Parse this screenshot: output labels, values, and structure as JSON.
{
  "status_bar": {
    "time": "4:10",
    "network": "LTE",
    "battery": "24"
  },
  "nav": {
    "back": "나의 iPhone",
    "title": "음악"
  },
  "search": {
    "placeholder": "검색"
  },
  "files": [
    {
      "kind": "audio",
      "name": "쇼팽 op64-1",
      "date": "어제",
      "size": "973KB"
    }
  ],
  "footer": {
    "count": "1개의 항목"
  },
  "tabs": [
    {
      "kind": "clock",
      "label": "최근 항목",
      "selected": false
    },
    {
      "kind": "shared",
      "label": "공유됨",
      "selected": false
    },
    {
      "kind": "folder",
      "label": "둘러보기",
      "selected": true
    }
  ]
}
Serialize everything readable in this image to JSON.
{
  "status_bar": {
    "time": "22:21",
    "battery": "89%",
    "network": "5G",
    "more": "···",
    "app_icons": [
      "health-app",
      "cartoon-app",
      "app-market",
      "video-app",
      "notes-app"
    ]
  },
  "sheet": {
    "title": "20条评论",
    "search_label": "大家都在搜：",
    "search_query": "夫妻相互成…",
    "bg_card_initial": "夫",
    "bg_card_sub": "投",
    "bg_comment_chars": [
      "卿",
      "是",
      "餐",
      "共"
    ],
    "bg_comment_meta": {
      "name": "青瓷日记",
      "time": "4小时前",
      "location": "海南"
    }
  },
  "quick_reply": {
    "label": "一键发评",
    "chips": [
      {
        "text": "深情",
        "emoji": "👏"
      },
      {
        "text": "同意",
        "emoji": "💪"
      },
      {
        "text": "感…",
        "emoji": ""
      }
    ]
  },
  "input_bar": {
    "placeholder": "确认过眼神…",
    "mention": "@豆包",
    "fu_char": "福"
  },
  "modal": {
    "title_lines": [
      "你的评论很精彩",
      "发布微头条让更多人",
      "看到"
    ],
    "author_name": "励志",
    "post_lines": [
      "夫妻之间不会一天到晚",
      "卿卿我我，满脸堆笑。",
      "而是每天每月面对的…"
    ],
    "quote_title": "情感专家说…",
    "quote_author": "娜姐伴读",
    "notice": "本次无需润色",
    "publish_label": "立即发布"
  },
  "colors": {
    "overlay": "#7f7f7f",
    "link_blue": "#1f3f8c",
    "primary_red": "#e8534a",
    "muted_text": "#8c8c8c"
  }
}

********

Exercise directions.
Exactly repeat the lines from the line that contains "Serialize everything readable" to the end of the entries, both included, and leave out all other lines.

Final result.
Serialize everything readable in this image to JSON.
{
  "status_bar": {
    "time": "22:21",
    "battery": "89%",
    "network": "5G",
    "more": "···",
    "app_icons": [
      "health-app",
      "cartoon-app",
      "app-market",
      "video-app",
      "notes-app"
    ]
  },
  "sheet": {
    "title": "20条评论",
    "search_label": "大家都在搜：",
    "search_query": "夫妻相互成…",
    "bg_card_initial": "夫",
    "bg_card_sub": "投",
    "bg_comment_chars": [
      "卿",
      "是",
      "餐",
      "共"
    ],
    "bg_comment_meta": {
      "name": "青瓷日记",
      "time": "4小时前",
      "location": "海南"
    }
  },
  "quick_reply": {
    "label": "一键发评",
    "chips": [
      {
        "text": "深情",
        "emoji": "👏"
      },
      {
        "text": "同意",
        "emoji": "💪"
      },
      {
        "text": "感…",
        "emoji": ""
      }
    ]
  },
  "input_bar": {
    "placeholder": "确认过眼神…",
    "mention": "@豆包",
    "fu_char": "福"
  },
  "modal": {
    "title_lines": [
      "你的评论很精彩",
      "发布微头条让更多人",
      "看到"
    ],
    "author_name": "励志",
    "post_lines": [
      "夫妻之间不会一天到晚",
      "卿卿我我，满脸堆笑。",
      "而是每天每月面对的…"
    ],
    "quote_title": "情感专家说…",
    "quote_author": "娜姐伴读",
    "notice": "本次无需润色",
    "publish_label": "立即发布"
  },
  "colors": {
    "overlay": "#7f7f7f",
    "link_blue": "#1f3f8c",
    "primary_red": "#e8534a",
    "muted_text": "#8c8c8c"
  }
}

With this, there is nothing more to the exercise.